### Provided entries ###

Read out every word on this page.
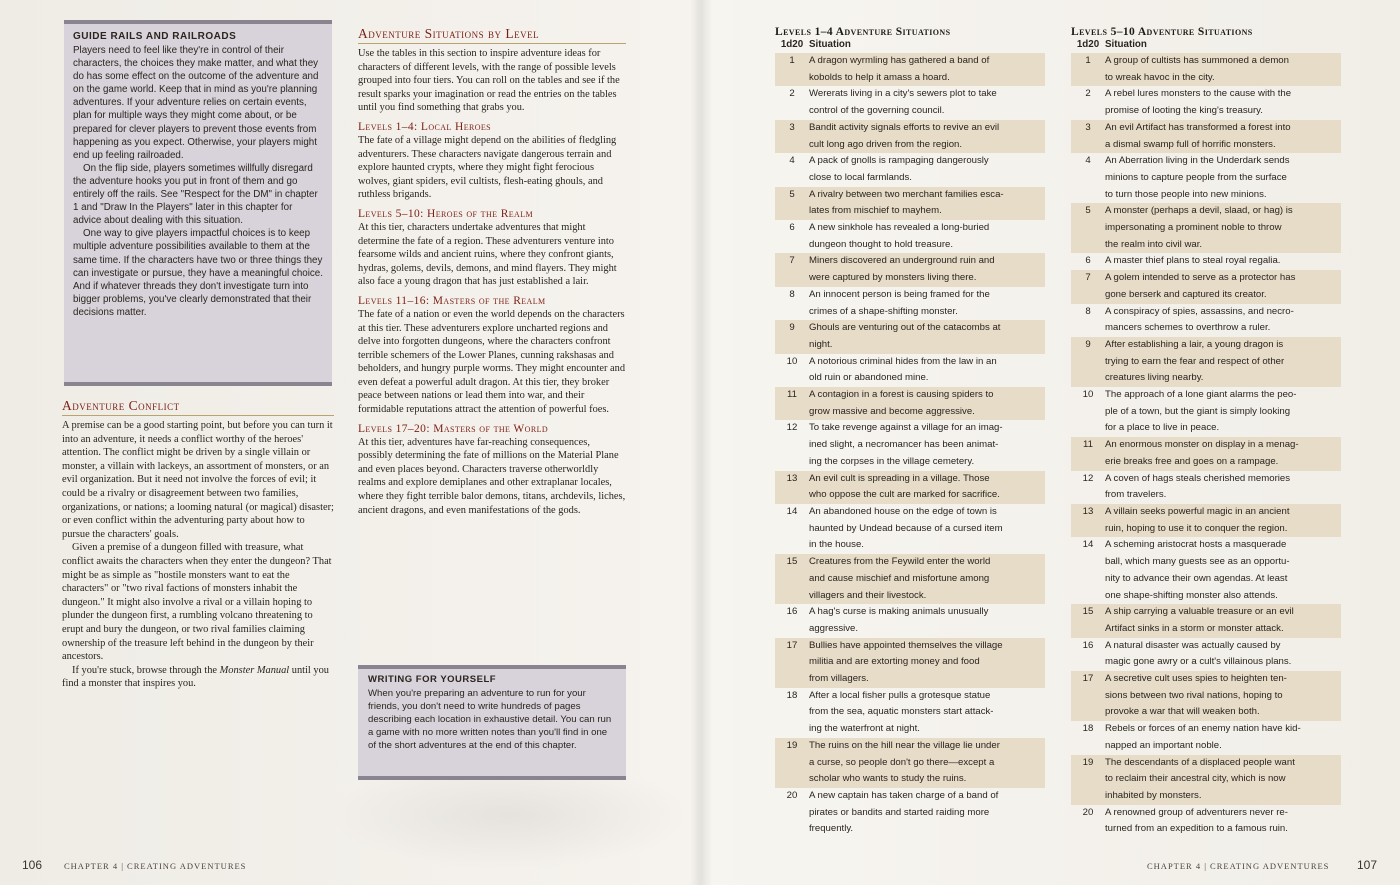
GUIDE RAILS AND RAILROADS

Players need to feel like they're in control of their characters, the choices they make matter, and what they do has some effect on the outcome of the adventure and on the game world. Keep that in mind as you're planning adventures. If your adventure relies on certain events, plan for multiple ways they might come about, or be prepared for clever players to prevent those events from happening as you expect. Otherwise, your players might end up feeling railroaded.

On the flip side, players sometimes willfully disregard the adventure hooks you put in front of them and go entirely off the rails. See "Respect for the DM" in chapter 1 and "Draw In the Players" later in this chapter for advice about dealing with this situation.

One way to give players impactful choices is to keep multiple adventure possibilities available to them at the same time. If the characters have two or three things they can investigate or pursue, they have a meaningful choice. And if whatever threads they don't investigate turn into bigger problems, you've clearly demonstrated that their decisions matter.

Adventure Conflict

A premise can be a good starting point, but before you can turn it into an adventure, it needs a conflict worthy of the heroes' attention. The conflict might be driven by a single villain or monster, a villain with lackeys, an assortment of monsters, or an evil organization. But it need not involve the forces of evil; it could be a rivalry or disagreement between two families, organizations, or nations; a looming natural (or magical) disaster; or even conflict within the adventuring party about how to pursue the characters' goals.

Given a premise of a dungeon filled with treasure, what conflict awaits the characters when they enter the dungeon? That might be as simple as "hostile monsters want to eat the characters" or "two rival factions of monsters inhabit the dungeon." It might also involve a rival or a villain hoping to plunder the dungeon first, a rumbling volcano threatening to erupt and bury the dungeon, or two rival families claiming ownership of the treasure left behind in the dungeon by their ancestors.

If you're stuck, browse through the Monster Manual until you find a monster that inspires you.

Adventure Situations by Level

Use the tables in this section to inspire adventure ideas for characters of different levels, with the range of possible levels grouped into four tiers. You can roll on the tables and see if the result sparks your imagination or read the entries on the tables until you find something that grabs you.

Levels 1–4: Local Heroes

The fate of a village might depend on the abilities of fledgling adventurers. These characters navigate dangerous terrain and explore haunted crypts, where they might fight ferocious wolves, giant spiders, evil cultists, flesh-eating ghouls, and ruthless brigands.

Levels 5–10: Heroes of the Realm

At this tier, characters undertake adventures that might determine the fate of a region. These adventurers venture into fearsome wilds and ancient ruins, where they confront giants, hydras, golems, devils, demons, and mind flayers. They might also face a young dragon that has just established a lair.

Levels 11–16: Masters of the Realm

The fate of a nation or even the world depends on the characters at this tier. These adventurers explore uncharted regions and delve into forgotten dungeons, where the characters confront terrible schemers of the Lower Planes, cunning rakshasas and beholders, and hungry purple worms. They might encounter and even defeat a powerful adult dragon. At this tier, they broker peace between nations or lead them into war, and their formidable reputations attract the attention of powerful foes.

Levels 17–20: Masters of the World

At this tier, adventures have far-reaching consequences, possibly determining the fate of millions on the Material Plane and even places beyond. Characters traverse otherworldly realms and explore demiplanes and other extraplanar locales, where they fight terrible balor demons, titans, archdevils, liches, ancient dragons, and even manifestations of the gods.

WRITING FOR YOURSELF

When you're preparing an adventure to run for your friends, you don't need to write hundreds of pages describing each location in exhaustive detail. You can run a game with no more written notes than you'll find in one of the short adventures at the end of this chapter.

106	CHAPTER 4 | CREATING ADVENTURES
Levels 1–4 Adventure Situations
1d20 Situation
1	A dragon wyrmling has gathered a band of
kobolds to help it amass a hoard.
2	Wererats living in a city's sewers plot to take
control of the governing council.
3	Bandit activity signals efforts to revive an evil
cult long ago driven from the region.
4	A pack of gnolls is rampaging dangerously
close to local farmlands.
5	A rivalry between two merchant families esca-
lates from mischief to mayhem.
6	A new sinkhole has revealed a long-buried
dungeon thought to hold treasure.
7	Miners discovered an underground ruin and
were captured by monsters living there.
8	An innocent person is being framed for the
crimes of a shape-shifting monster.
9	Ghouls are venturing out of the catacombs at
night.
10	A notorious criminal hides from the law in an
old ruin or abandoned mine.
11	A contagion in a forest is causing spiders to
grow massive and become aggressive.
12	To take revenge against a village for an imag-
ined slight, a necromancer has been animat-
ing the corpses in the village cemetery.
13	An evil cult is spreading in a village. Those
who oppose the cult are marked for sacrifice.
14	An abandoned house on the edge of town is
haunted by Undead because of a cursed item
in the house.
15	Creatures from the Feywild enter the world
and cause mischief and misfortune among
villagers and their livestock.
16	A hag's curse is making animals unusually
aggressive.
17	Bullies have appointed themselves the village
militia and are extorting money and food
from villagers.
18	After a local fisher pulls a grotesque statue
from the sea, aquatic monsters start attack-
ing the waterfront at night.
19	The ruins on the hill near the village lie under
a curse, so people don't go there—except a
scholar who wants to study the ruins.
20	A new captain has taken charge of a band of
pirates or bandits and started raiding more
frequently.
Levels 5–10 Adventure Situations
1d20 Situation
1	A group of cultists has summoned a demon
to wreak havoc in the city.
2	A rebel lures monsters to the cause with the
promise of looting the king's treasury.
3	An evil Artifact has transformed a forest into
a dismal swamp full of horrific monsters.
4	An Aberration living in the Underdark sends
minions to capture people from the surface
to turn those people into new minions.
5	A monster (perhaps a devil, slaad, or hag) is
impersonating a prominent noble to throw
the realm into civil war.
6	A master thief plans to steal royal regalia.
7	A golem intended to serve as a protector has
gone berserk and captured its creator.
8	A conspiracy of spies, assassins, and necro-
mancers schemes to overthrow a ruler.
9	After establishing a lair, a young dragon is
trying to earn the fear and respect of other
creatures living nearby.
10	The approach of a lone giant alarms the peo-
ple of a town, but the giant is simply looking
for a place to live in peace.
11	An enormous monster on display in a menag-
erie breaks free and goes on a rampage.
12	A coven of hags steals cherished memories
from travelers.
13	A villain seeks powerful magic in an ancient
ruin, hoping to use it to conquer the region.
14	A scheming aristocrat hosts a masquerade
ball, which many guests see as an opportu-
nity to advance their own agendas. At least
one shape-shifting monster also attends.
15	A ship carrying a valuable treasure or an evil
Artifact sinks in a storm or monster attack.
16	A natural disaster was actually caused by
magic gone awry or a cult's villainous plans.
17	A secretive cult uses spies to heighten ten-
sions between two rival nations, hoping to
provoke a war that will weaken both.
18	Rebels or forces of an enemy nation have kid-
napped an important noble.
19	The descendants of a displaced people want
to reclaim their ancestral city, which is now
inhabited by monsters.
20	A renowned group of adventurers never re-
turned from an expedition to a famous ruin.
CHAPTER 4 | CREATING ADVENTURES 107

###

Transcribe all of the material exactly, leaving out whatever pictures it contains.

Read out every word on this page.
GUIDE RAILS AND RAILROADS

Players need to feel like they're in control of their characters, the choices they make matter, and what they do has some effect on the outcome of the adventure and on the game world. Keep that in mind as you're planning adventures. If your adventure relies on certain events, plan for multiple ways they might come about, or be prepared for clever players to prevent those events from happening as you expect. Otherwise, your players might end up feeling railroaded.

On the flip side, players sometimes willfully disregard the adventure hooks you put in front of them and go entirely off the rails. See "Respect for the DM" in chapter 1 and "Draw In the Players" later in this chapter for advice about dealing with this situation.

One way to give players impactful choices is to keep multiple adventure possibilities available to them at the same time. If the characters have two or three things they can investigate or pursue, they have a meaningful choice. And if whatever threads they don't investigate turn into bigger problems, you've clearly demonstrated that their decisions matter.

Adventure Conflict

A premise can be a good starting point, but before you can turn it into an adventure, it needs a conflict worthy of the heroes' attention. The conflict might be driven by a single villain or monster, a villain with lackeys, an assortment of monsters, or an evil organization. But it need not involve the forces of evil; it could be a rivalry or disagreement between two families, organizations, or nations; a looming natural (or magical) disaster; or even conflict within the adventuring party about how to pursue the characters' goals.

Given a premise of a dungeon filled with treasure, what conflict awaits the characters when they enter the dungeon? That might be as simple as "hostile monsters want to eat the characters" or "two rival factions of monsters inhabit the dungeon." It might also involve a rival or a villain hoping to plunder the dungeon first, a rumbling volcano threatening to erupt and bury the dungeon, or two rival families claiming ownership of the treasure left behind in the dungeon by their ancestors.

If you're stuck, browse through the Monster Manual until you find a monster that inspires you.

Adventure Situations by Level

Use the tables in this section to inspire adventure ideas for characters of different levels, with the range of possible levels grouped into four tiers. You can roll on the tables and see if the result sparks your imagination or read the entries on the tables until you find something that grabs you.

Levels 1–4: Local Heroes

The fate of a village might depend on the abilities of fledgling adventurers. These characters navigate dangerous terrain and explore haunted crypts, where they might fight ferocious wolves, giant spiders, evil cultists, flesh-eating ghouls, and ruthless brigands.

Levels 5–10: Heroes of the Realm

At this tier, characters undertake adventures that might determine the fate of a region. These adventurers venture into fearsome wilds and ancient ruins, where they confront giants, hydras, golems, devils, demons, and mind flayers. They might also face a young dragon that has just established a lair.

Levels 11–16: Masters of the Realm

The fate of a nation or even the world depends on the characters at this tier. These adventurers explore uncharted regions and delve into forgotten dungeons, where the characters confront terrible schemers of the Lower Planes, cunning rakshasas and beholders, and hungry purple worms. They might encounter and even defeat a powerful adult dragon. At this tier, they broker peace between nations or lead them into war, and their formidable reputations attract the attention of powerful foes.

Levels 17–20: Masters of the World

At this tier, adventures have far-reaching consequences, possibly determining the fate of millions on the Material Plane and even places beyond. Characters traverse otherworldly realms and explore demiplanes and other extraplanar locales, where they fight terrible balor demons, titans, archdevils, liches, ancient dragons, and even manifestations of the gods.

WRITING FOR YOURSELF

When you're preparing an adventure to run for your friends, you don't need to write hundreds of pages describing each location in exhaustive detail. You can run a game with no more written notes than you'll find in one of the short adventures at the end of this chapter.

106	CHAPTER 4 | CREATING ADVENTURES
Levels 1–4 Adventure Situations
1d20 Situation
1	A dragon wyrmling has gathered a band of
kobolds to help it amass a hoard.
2	Wererats living in a city's sewers plot to take
control of the governing council.
3	Bandit activity signals efforts to revive an evil
cult long ago driven from the region.
4	A pack of gnolls is rampaging dangerously
close to local farmlands.
5	A rivalry between two merchant families esca-
lates from mischief to mayhem.
6	A new sinkhole has revealed a long-buried
dungeon thought to hold treasure.
7	Miners discovered an underground ruin and
were captured by monsters living there.
8	An innocent person is being framed for the
crimes of a shape-shifting monster.
9	Ghouls are venturing out of the catacombs at
night.
10	A notorious criminal hides from the law in an
old ruin or abandoned mine.
11	A contagion in a forest is causing spiders to
grow massive and become aggressive.
12	To take revenge against a village for an imag-
ined slight, a necromancer has been animat-
ing the corpses in the village cemetery.
13	An evil cult is spreading in a village. Those
who oppose the cult are marked for sacrifice.
14	An abandoned house on the edge of town is
haunted by Undead because of a cursed item
in the house.
15	Creatures from the Feywild enter the world
and cause mischief and misfortune among
villagers and their livestock.
16	A hag's curse is making animals unusually
aggressive.
17	Bullies have appointed themselves the village
militia and are extorting money and food
from villagers.
18	After a local fisher pulls a grotesque statue
from the sea, aquatic monsters start attack-
ing the waterfront at night.
19	The ruins on the hill near the village lie under
a curse, so people don't go there—except a
scholar who wants to study the ruins.
20	A new captain has taken charge of a band of
pirates or bandits and started raiding more
frequently.
Levels 5–10 Adventure Situations
1d20 Situation
1	A group of cultists has summoned a demon
to wreak havoc in the city.
2	A rebel lures monsters to the cause with the
promise of looting the king's treasury.
3	An evil Artifact has transformed a forest into
a dismal swamp full of horrific monsters.
4	An Aberration living in the Underdark sends
minions to capture people from the surface
to turn those people into new minions.
5	A monster (perhaps a devil, slaad, or hag) is
impersonating a prominent noble to throw
the realm into civil war.
6	A master thief plans to steal royal regalia.
7	A golem intended to serve as a protector has
gone berserk and captured its creator.
8	A conspiracy of spies, assassins, and necro-
mancers schemes to overthrow a ruler.
9	After establishing a lair, a young dragon is
trying to earn the fear and respect of other
creatures living nearby.
10	The approach of a lone giant alarms the peo-
ple of a town, but the giant is simply looking
for a place to live in peace.
11	An enormous monster on display in a menag-
erie breaks free and goes on a rampage.
12	A coven of hags steals cherished memories
from travelers.
13	A villain seeks powerful magic in an ancient
ruin, hoping to use it to conquer the region.
14	A scheming aristocrat hosts a masquerade
ball, which many guests see as an opportu-
nity to advance their own agendas. At least
one shape-shifting monster also attends.
15	A ship carrying a valuable treasure or an evil
Artifact sinks in a storm or monster attack.
16	A natural disaster was actually caused by
magic gone awry or a cult's villainous plans.
17	A secretive cult uses spies to heighten ten-
sions between two rival nations, hoping to
provoke a war that will weaken both.
18	Rebels or forces of an enemy nation have kid-
napped an important noble.
19	The descendants of a displaced people want
to reclaim their ancestral city, which is now
inhabited by monsters.
20	A renowned group of adventurers never re-
turned from an expedition to a famous ruin.
CHAPTER 4 | CREATING ADVENTURES 107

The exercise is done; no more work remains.